## STATED GOAL
Leave out the pictures, then reproduce the rest of the material exactly.
#### MATERIAL TO PROCESS ####
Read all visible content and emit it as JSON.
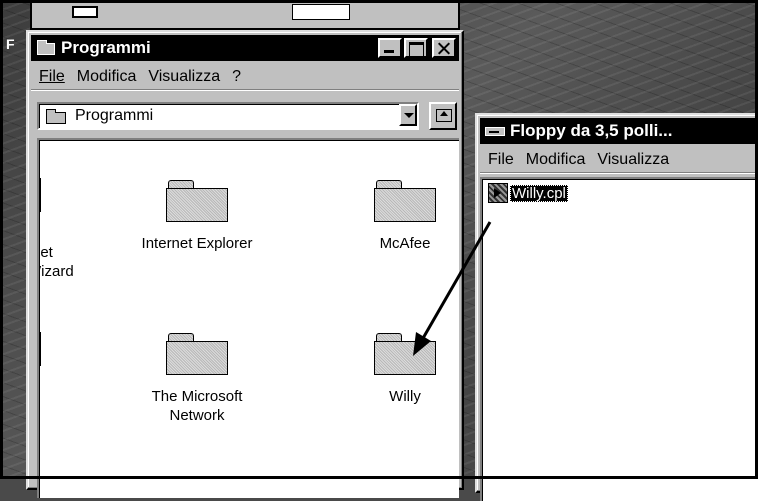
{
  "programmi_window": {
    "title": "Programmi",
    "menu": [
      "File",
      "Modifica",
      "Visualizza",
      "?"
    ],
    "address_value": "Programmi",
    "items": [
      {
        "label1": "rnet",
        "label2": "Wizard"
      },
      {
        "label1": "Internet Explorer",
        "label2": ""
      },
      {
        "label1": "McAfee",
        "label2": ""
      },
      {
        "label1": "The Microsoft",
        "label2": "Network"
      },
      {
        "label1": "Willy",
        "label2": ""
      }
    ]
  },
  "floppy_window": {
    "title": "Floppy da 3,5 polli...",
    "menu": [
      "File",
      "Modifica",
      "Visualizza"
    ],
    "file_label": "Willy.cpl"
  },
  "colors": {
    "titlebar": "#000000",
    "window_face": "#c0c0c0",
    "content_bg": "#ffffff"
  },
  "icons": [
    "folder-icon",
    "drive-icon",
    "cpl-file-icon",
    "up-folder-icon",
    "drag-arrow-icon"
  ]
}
####
## TASK SOLUTION
Read all visible content and emit it as JSON.
{
  "programmi_window": {
    "title": "Programmi",
    "menu": [
      "File",
      "Modifica",
      "Visualizza",
      "?"
    ],
    "address_value": "Programmi",
    "items": [
      {
        "label1": "rnet",
        "label2": "Wizard"
      },
      {
        "label1": "Internet Explorer",
        "label2": ""
      },
      {
        "label1": "McAfee",
        "label2": ""
      },
      {
        "label1": "The Microsoft",
        "label2": "Network"
      },
      {
        "label1": "Willy",
        "label2": ""
      }
    ]
  },
  "floppy_window": {
    "title": "Floppy da 3,5 polli...",
    "menu": [
      "File",
      "Modifica",
      "Visualizza"
    ],
    "file_label": "Willy.cpl"
  },
  "colors": {
    "titlebar": "#000000",
    "window_face": "#c0c0c0",
    "content_bg": "#ffffff"
  },
  "icons": [
    "folder-icon",
    "drive-icon",
    "cpl-file-icon",
    "up-folder-icon",
    "drag-arrow-icon"
  ]
}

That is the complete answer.